Check each line of the material. Copy those containing "School".

Dataset items:
--------------------------------

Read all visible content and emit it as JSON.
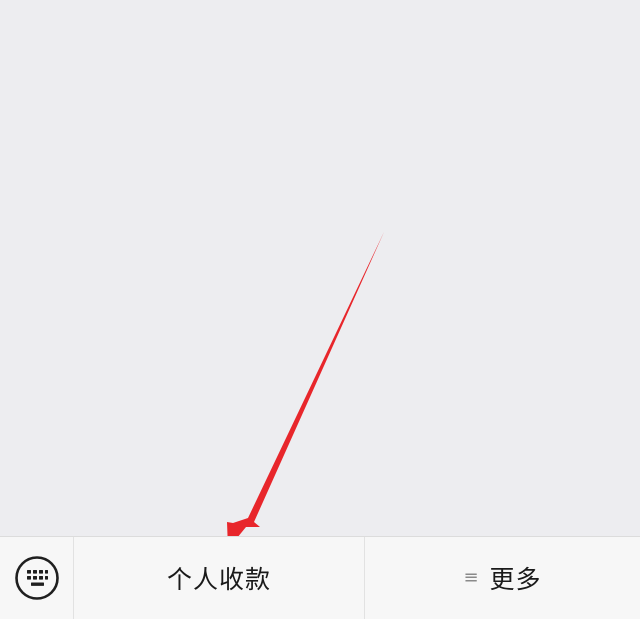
{
  "menu": {
    "keyboard_toggle_icon": "keyboard-icon",
    "item1_label": "个人收款",
    "item2_label": "更多",
    "item2_icon_glyph": "≡",
    "item2_icon": "menu-lines-icon"
  },
  "colors": {
    "annotation_arrow": "#e8262b",
    "chat_background": "#ededf0",
    "menu_background": "#f7f7f7"
  }
}
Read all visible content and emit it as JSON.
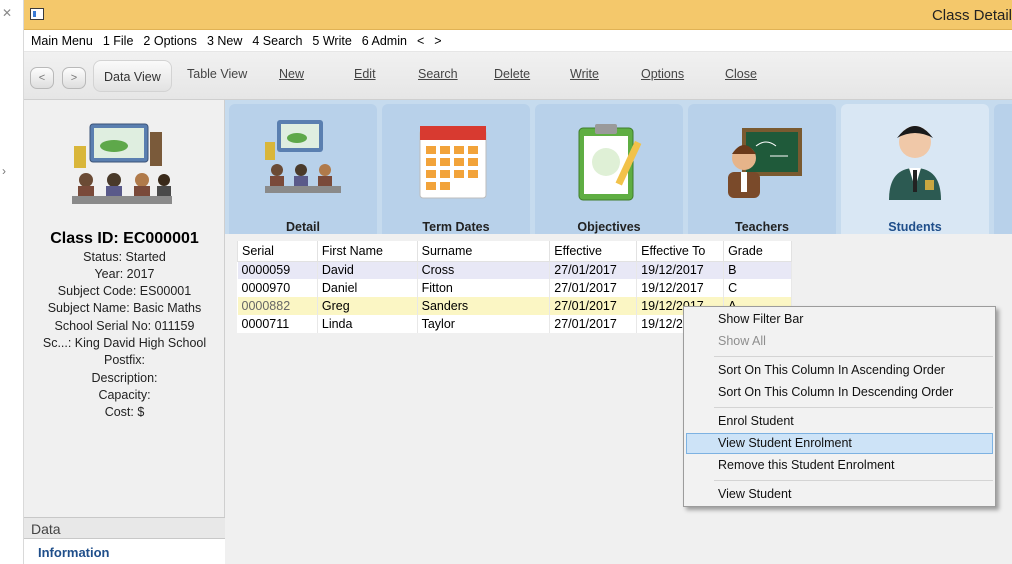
{
  "window": {
    "title": "Class Detail"
  },
  "menu": [
    "Main Menu",
    "1 File",
    "2 Options",
    "3 New",
    "4 Search",
    "5 Write",
    "6 Admin",
    "<",
    ">"
  ],
  "toolbar": {
    "back": "<",
    "forward": ">",
    "data_view": "Data View",
    "table_view": "Table View",
    "new": "New",
    "edit": "Edit",
    "search": "Search",
    "delete": "Delete",
    "write": "Write",
    "options": "Options",
    "close": "Close"
  },
  "class_summary": {
    "class_id": "Class ID: EC000001",
    "lines": [
      "Status: Started",
      "Year: 2017",
      "Subject Code: ES00001",
      "Subject Name: Basic Maths",
      "School Serial No: 011159",
      "Sc...: King David High School",
      "Postfix:",
      "Description:",
      "Capacity:",
      "Cost: $"
    ]
  },
  "left_sections": {
    "data": "Data",
    "information": "Information"
  },
  "tabs": [
    "Detail",
    "Term Dates",
    "Objectives",
    "Teachers",
    "Students"
  ],
  "grid": {
    "columns": [
      "Serial",
      "First Name",
      "Surname",
      "Effective",
      "Effective To",
      "Grade"
    ],
    "rows": [
      [
        "0000059",
        "David",
        "Cross",
        "27/01/2017",
        "19/12/2017",
        "B"
      ],
      [
        "0000970",
        "Daniel",
        "Fitton",
        "27/01/2017",
        "19/12/2017",
        "C"
      ],
      [
        "0000882",
        "Greg",
        "Sanders",
        "27/01/2017",
        "19/12/2017",
        "A"
      ],
      [
        "0000711",
        "Linda",
        "Taylor",
        "27/01/2017",
        "19/12/2017",
        ""
      ]
    ]
  },
  "context_menu": {
    "show_filter_bar": "Show Filter Bar",
    "show_all": "Show All",
    "sort_asc": "Sort On This Column In Ascending Order",
    "sort_desc": "Sort On This Column In Descending Order",
    "enrol_student": "Enrol Student",
    "view_student_enrolment": "View Student Enrolment",
    "remove_enrolment": "Remove this Student Enrolment",
    "view_student": "View Student"
  },
  "colors": {
    "titlebar": "#f4c86b",
    "tab_strip": "#c6dbee",
    "tab_active": "#d9e7f4",
    "row_highlight": "#fbf6c4",
    "menu_selection": "#cde3f7"
  }
}
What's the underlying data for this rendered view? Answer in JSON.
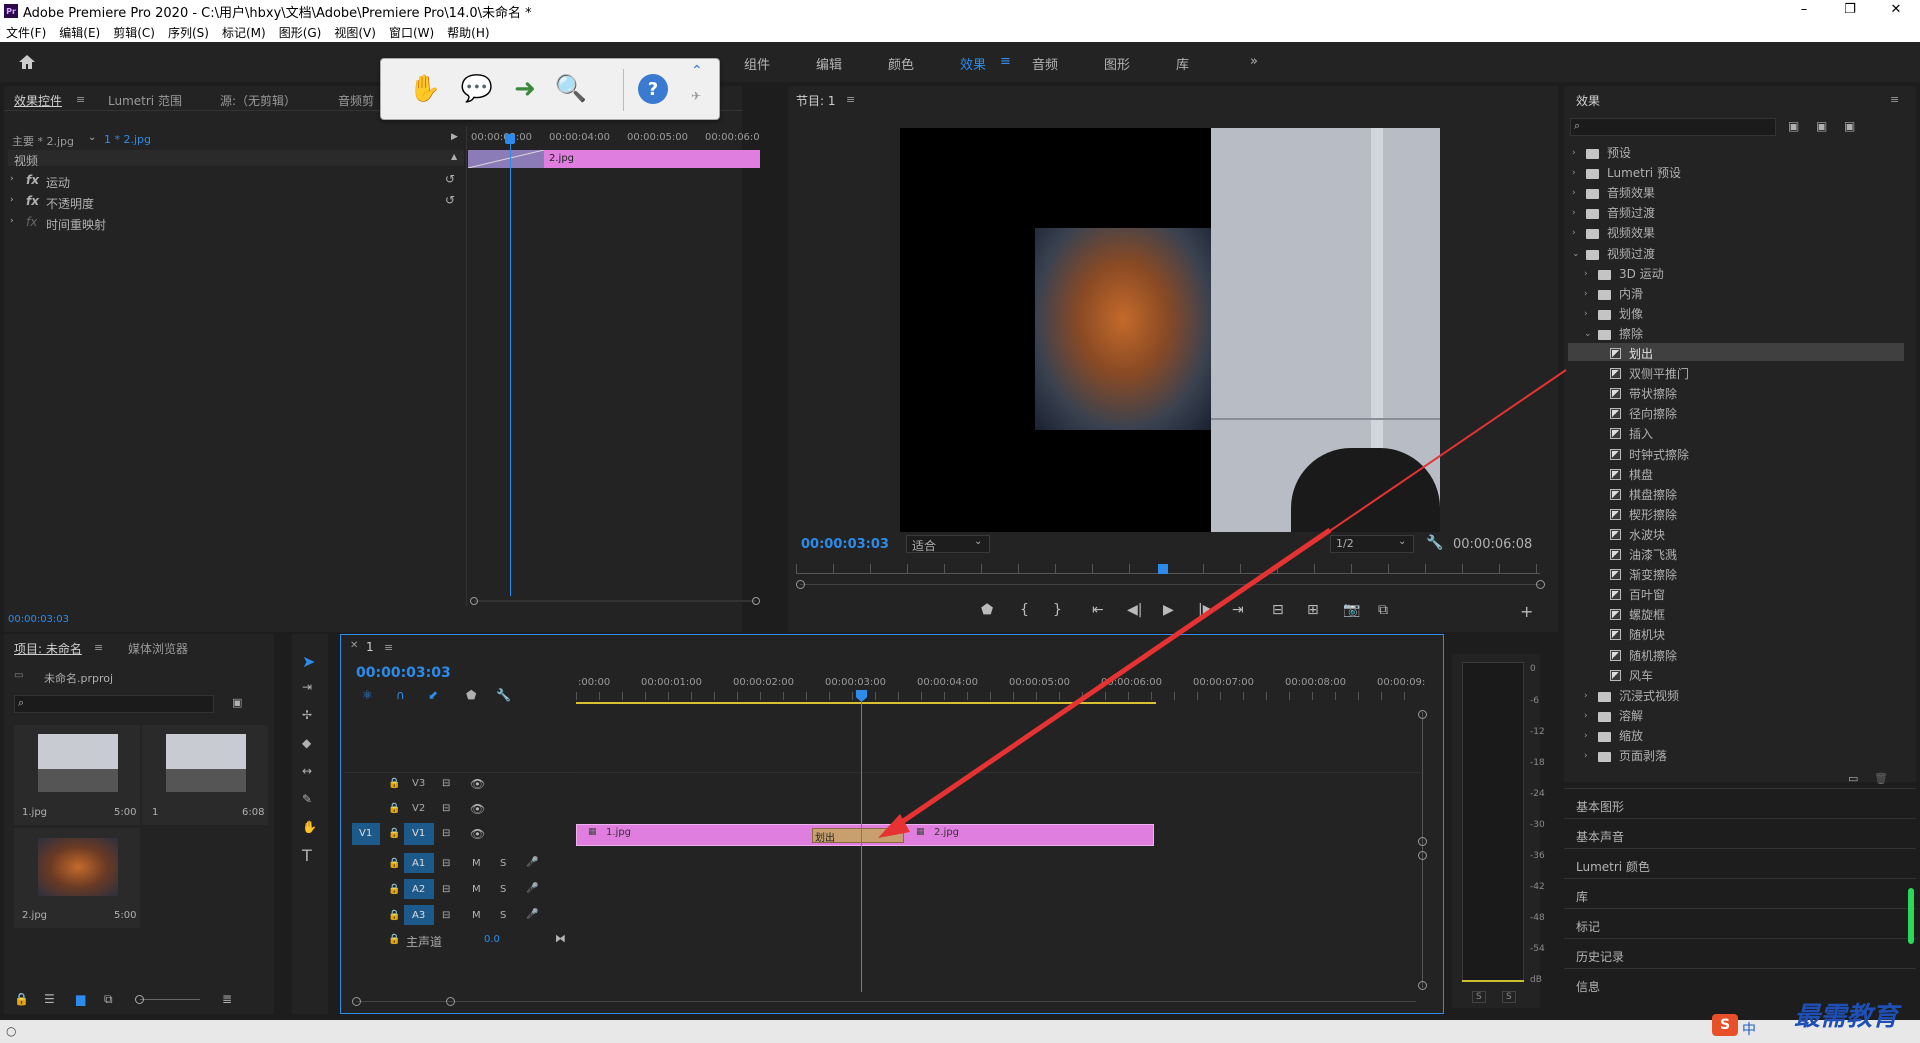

--------------------------------

→ **Written response**:
      "School Serial No: 011159",
      "Sc...: King David High School",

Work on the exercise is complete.